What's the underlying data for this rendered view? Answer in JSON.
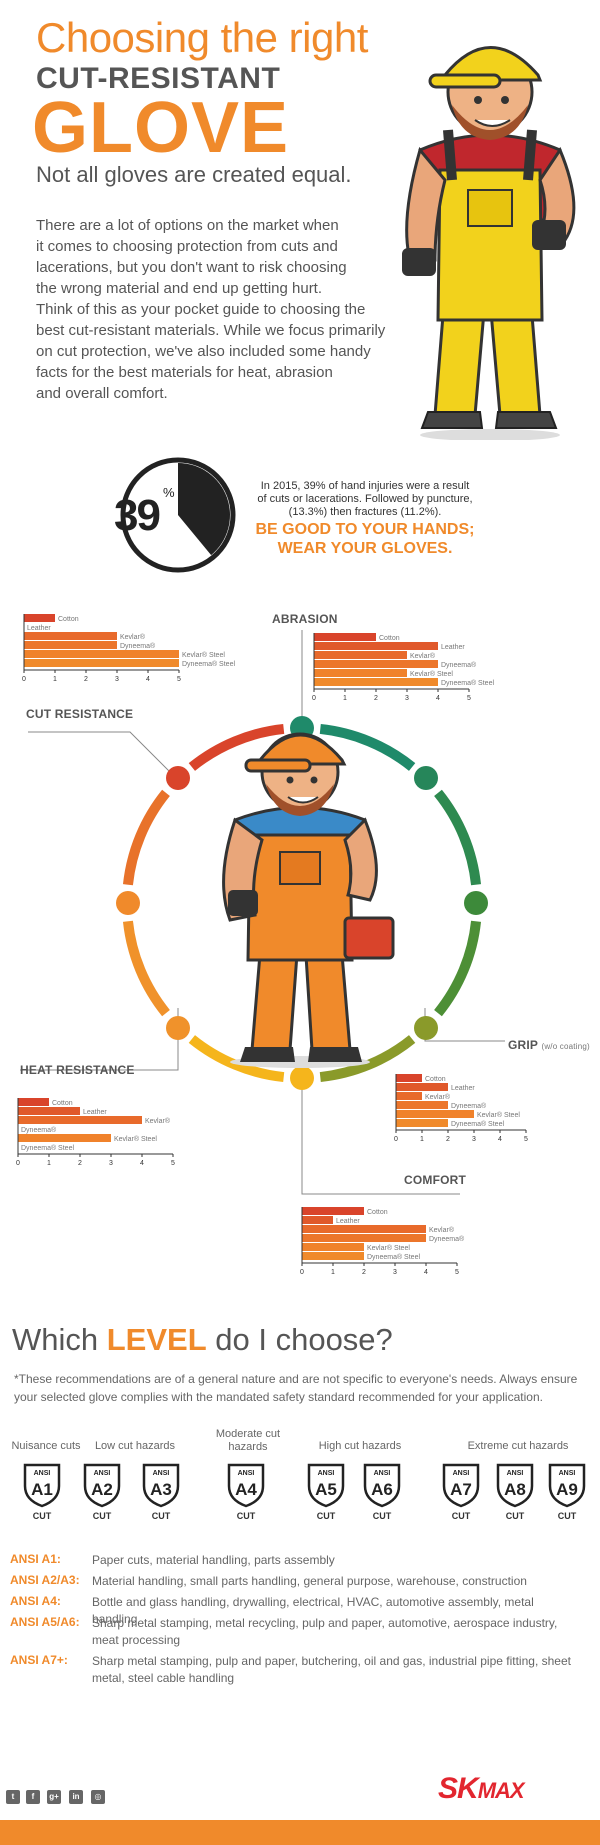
{
  "header": {
    "title_line1": "Choosing the right",
    "title_line2": "CUT-RESISTANT",
    "title_line3": "GLOVE",
    "subtitle": "Not all gloves are created equal.",
    "intro": [
      "There are a lot of options on the market when",
      "it comes to choosing protection from cuts and",
      "lacerations, but you don't want to risk choosing",
      "the wrong material and end up getting hurt.",
      "Think of this as your pocket guide to choosing the",
      "best cut-resistant materials. While we focus primarily",
      "on cut protection, we've also included some handy",
      "facts for the best materials for heat, abrasion",
      "and overall comfort."
    ]
  },
  "stat": {
    "number": "39",
    "percent_sign": "%",
    "fraction": 0.39,
    "text": [
      "In 2015, 39% of hand injuries were a result",
      "of cuts or lacerations. Followed by puncture,",
      "(13.3%) then fractures (11.2%)."
    ],
    "cta": [
      "BE GOOD TO YOUR HANDS;",
      "WEAR YOUR GLOVES."
    ]
  },
  "chart_data": [
    {
      "type": "bar",
      "title": "CUT RESISTANCE",
      "categories": [
        "Cotton",
        "Leather",
        "Kevlar®",
        "Dyneema®",
        "Kevlar® Steel",
        "Dyneema® Steel"
      ],
      "values": [
        1,
        0,
        3,
        3,
        5,
        5
      ],
      "xlim": [
        0,
        5
      ],
      "ticks": [
        0,
        1,
        2,
        3,
        4,
        5
      ]
    },
    {
      "type": "bar",
      "title": "ABRASION",
      "categories": [
        "Cotton",
        "Leather",
        "Kevlar®",
        "Dyneema®",
        "Kevlar® Steel",
        "Dyneema® Steel"
      ],
      "values": [
        2,
        4,
        3,
        4,
        3,
        4
      ],
      "xlim": [
        0,
        5
      ],
      "ticks": [
        0,
        1,
        2,
        3,
        4,
        5
      ]
    },
    {
      "type": "bar",
      "title": "HEAT RESISTANCE",
      "categories": [
        "Cotton",
        "Leather",
        "Kevlar®",
        "Dyneema®",
        "Kevlar® Steel",
        "Dyneema® Steel"
      ],
      "values": [
        1,
        2,
        4,
        0,
        3,
        0
      ],
      "xlim": [
        0,
        5
      ],
      "ticks": [
        0,
        1,
        2,
        3,
        4,
        5
      ]
    },
    {
      "type": "bar",
      "title": "GRIP",
      "title_note": "(w/o coating)",
      "categories": [
        "Cotton",
        "Leather",
        "Kevlar®",
        "Dyneema®",
        "Kevlar® Steel",
        "Dyneema® Steel"
      ],
      "values": [
        1,
        2,
        1,
        2,
        3,
        2
      ],
      "xlim": [
        0,
        5
      ],
      "ticks": [
        0,
        1,
        2,
        3,
        4,
        5
      ]
    },
    {
      "type": "bar",
      "title": "COMFORT",
      "categories": [
        "Cotton",
        "Leather",
        "Kevlar®",
        "Dyneema®",
        "Kevlar® Steel",
        "Dyneema® Steel"
      ],
      "values": [
        2,
        1,
        4,
        4,
        2,
        2
      ],
      "xlim": [
        0,
        5
      ],
      "ticks": [
        0,
        1,
        2,
        3,
        4,
        5
      ]
    }
  ],
  "levels": {
    "title_pre": "Which ",
    "title_hl": "LEVEL",
    "title_post": " do I choose?",
    "note": "*These recommendations are of a general nature and are not specific to everyone's needs. Always ensure your selected glove complies with the mandated safety standard recommended for your application.",
    "groups": [
      {
        "label": "Nuisance cuts"
      },
      {
        "label": "Low cut hazards"
      },
      {
        "label": "Moderate cut hazards"
      },
      {
        "label": "High cut hazards"
      },
      {
        "label": "Extreme cut hazards"
      }
    ],
    "badges": [
      {
        "top": "ANSI",
        "code": "A1",
        "cut": "CUT"
      },
      {
        "top": "ANSI",
        "code": "A2",
        "cut": "CUT"
      },
      {
        "top": "ANSI",
        "code": "A3",
        "cut": "CUT"
      },
      {
        "top": "ANSI",
        "code": "A4",
        "cut": "CUT"
      },
      {
        "top": "ANSI",
        "code": "A5",
        "cut": "CUT"
      },
      {
        "top": "ANSI",
        "code": "A6",
        "cut": "CUT"
      },
      {
        "top": "ANSI",
        "code": "A7",
        "cut": "CUT"
      },
      {
        "top": "ANSI",
        "code": "A8",
        "cut": "CUT"
      },
      {
        "top": "ANSI",
        "code": "A9",
        "cut": "CUT"
      }
    ],
    "recommendations": [
      {
        "key": "ANSI A1:",
        "desc": "Paper cuts, material handling, parts assembly"
      },
      {
        "key": "ANSI A2/A3:",
        "desc": "Material handling, small parts handling, general purpose, warehouse, construction"
      },
      {
        "key": "ANSI A4:",
        "desc": "Bottle and glass handling, drywalling, electrical, HVAC, automotive assembly, metal handling"
      },
      {
        "key": "ANSI A5/A6:",
        "desc": "Sharp metal stamping, metal recycling, pulp and paper, automotive, aerospace industry, meat processing"
      },
      {
        "key": "ANSI A7+:",
        "desc": "Sharp metal stamping, pulp and paper, butchering, oil and gas, industrial pipe fitting, sheet metal, steel cable handling"
      }
    ]
  },
  "footer": {
    "social": [
      {
        "icon": "twitter-icon",
        "glyph": "t"
      },
      {
        "icon": "facebook-icon",
        "glyph": "f"
      },
      {
        "icon": "google-plus-icon",
        "glyph": "g+"
      },
      {
        "icon": "linkedin-icon",
        "glyph": "in"
      },
      {
        "icon": "instagram-icon",
        "glyph": "◎"
      }
    ],
    "logo_sk": "SK",
    "logo_max": "MAX"
  },
  "colors": {
    "accent": "#f08a2b",
    "bar_red": "#d9442b",
    "bar_orange": "#f0892b",
    "logo_red": "#e2262f"
  }
}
+---+
§ DO THIS: Copy out each line word for word, please, skipping the images.

§ SOLUTION FOR THIS PROBLEM:
What's the underlying data for this rendered view? Answer in JSON.
{
  "header": {
    "title_line1": "Choosing the right",
    "title_line2": "CUT-RESISTANT",
    "title_line3": "GLOVE",
    "subtitle": "Not all gloves are created equal.",
    "intro": [
      "There are a lot of options on the market when",
      "it comes to choosing protection from cuts and",
      "lacerations, but you don't want to risk choosing",
      "the wrong material and end up getting hurt.",
      "Think of this as your pocket guide to choosing the",
      "best cut-resistant materials. While we focus primarily",
      "on cut protection, we've also included some handy",
      "facts for the best materials for heat, abrasion",
      "and overall comfort."
    ]
  },
  "stat": {
    "number": "39",
    "percent_sign": "%",
    "fraction": 0.39,
    "text": [
      "In 2015, 39% of hand injuries were a result",
      "of cuts or lacerations. Followed by puncture,",
      "(13.3%) then fractures (11.2%)."
    ],
    "cta": [
      "BE GOOD TO YOUR HANDS;",
      "WEAR YOUR GLOVES."
    ]
  },
  "chart_data": [
    {
      "type": "bar",
      "title": "CUT RESISTANCE",
      "categories": [
        "Cotton",
        "Leather",
        "Kevlar®",
        "Dyneema®",
        "Kevlar® Steel",
        "Dyneema® Steel"
      ],
      "values": [
        1,
        0,
        3,
        3,
        5,
        5
      ],
      "xlim": [
        0,
        5
      ],
      "ticks": [
        0,
        1,
        2,
        3,
        4,
        5
      ]
    },
    {
      "type": "bar",
      "title": "ABRASION",
      "categories": [
        "Cotton",
        "Leather",
        "Kevlar®",
        "Dyneema®",
        "Kevlar® Steel",
        "Dyneema® Steel"
      ],
      "values": [
        2,
        4,
        3,
        4,
        3,
        4
      ],
      "xlim": [
        0,
        5
      ],
      "ticks": [
        0,
        1,
        2,
        3,
        4,
        5
      ]
    },
    {
      "type": "bar",
      "title": "HEAT RESISTANCE",
      "categories": [
        "Cotton",
        "Leather",
        "Kevlar®",
        "Dyneema®",
        "Kevlar® Steel",
        "Dyneema® Steel"
      ],
      "values": [
        1,
        2,
        4,
        0,
        3,
        0
      ],
      "xlim": [
        0,
        5
      ],
      "ticks": [
        0,
        1,
        2,
        3,
        4,
        5
      ]
    },
    {
      "type": "bar",
      "title": "GRIP",
      "title_note": "(w/o coating)",
      "categories": [
        "Cotton",
        "Leather",
        "Kevlar®",
        "Dyneema®",
        "Kevlar® Steel",
        "Dyneema® Steel"
      ],
      "values": [
        1,
        2,
        1,
        2,
        3,
        2
      ],
      "xlim": [
        0,
        5
      ],
      "ticks": [
        0,
        1,
        2,
        3,
        4,
        5
      ]
    },
    {
      "type": "bar",
      "title": "COMFORT",
      "categories": [
        "Cotton",
        "Leather",
        "Kevlar®",
        "Dyneema®",
        "Kevlar® Steel",
        "Dyneema® Steel"
      ],
      "values": [
        2,
        1,
        4,
        4,
        2,
        2
      ],
      "xlim": [
        0,
        5
      ],
      "ticks": [
        0,
        1,
        2,
        3,
        4,
        5
      ]
    }
  ],
  "levels": {
    "title_pre": "Which ",
    "title_hl": "LEVEL",
    "title_post": " do I choose?",
    "note": "*These recommendations are of a general nature and are not specific to everyone's needs. Always ensure your selected glove complies with the mandated safety standard recommended for your application.",
    "groups": [
      {
        "label": "Nuisance cuts"
      },
      {
        "label": "Low cut hazards"
      },
      {
        "label": "Moderate cut hazards"
      },
      {
        "label": "High cut hazards"
      },
      {
        "label": "Extreme cut hazards"
      }
    ],
    "badges": [
      {
        "top": "ANSI",
        "code": "A1",
        "cut": "CUT"
      },
      {
        "top": "ANSI",
        "code": "A2",
        "cut": "CUT"
      },
      {
        "top": "ANSI",
        "code": "A3",
        "cut": "CUT"
      },
      {
        "top": "ANSI",
        "code": "A4",
        "cut": "CUT"
      },
      {
        "top": "ANSI",
        "code": "A5",
        "cut": "CUT"
      },
      {
        "top": "ANSI",
        "code": "A6",
        "cut": "CUT"
      },
      {
        "top": "ANSI",
        "code": "A7",
        "cut": "CUT"
      },
      {
        "top": "ANSI",
        "code": "A8",
        "cut": "CUT"
      },
      {
        "top": "ANSI",
        "code": "A9",
        "cut": "CUT"
      }
    ],
    "recommendations": [
      {
        "key": "ANSI A1:",
        "desc": "Paper cuts, material handling, parts assembly"
      },
      {
        "key": "ANSI A2/A3:",
        "desc": "Material handling, small parts handling, general purpose, warehouse, construction"
      },
      {
        "key": "ANSI A4:",
        "desc": "Bottle and glass handling, drywalling, electrical, HVAC, automotive assembly, metal handling"
      },
      {
        "key": "ANSI A5/A6:",
        "desc": "Sharp metal stamping, metal recycling, pulp and paper, automotive, aerospace industry, meat processing"
      },
      {
        "key": "ANSI A7+:",
        "desc": "Sharp metal stamping, pulp and paper, butchering, oil and gas, industrial pipe fitting, sheet metal, steel cable handling"
      }
    ]
  },
  "footer": {
    "social": [
      {
        "icon": "twitter-icon",
        "glyph": "t"
      },
      {
        "icon": "facebook-icon",
        "glyph": "f"
      },
      {
        "icon": "google-plus-icon",
        "glyph": "g+"
      },
      {
        "icon": "linkedin-icon",
        "glyph": "in"
      },
      {
        "icon": "instagram-icon",
        "glyph": "◎"
      }
    ],
    "logo_sk": "SK",
    "logo_max": "MAX"
  },
  "colors": {
    "accent": "#f08a2b",
    "bar_red": "#d9442b",
    "bar_orange": "#f0892b",
    "logo_red": "#e2262f"
  }
}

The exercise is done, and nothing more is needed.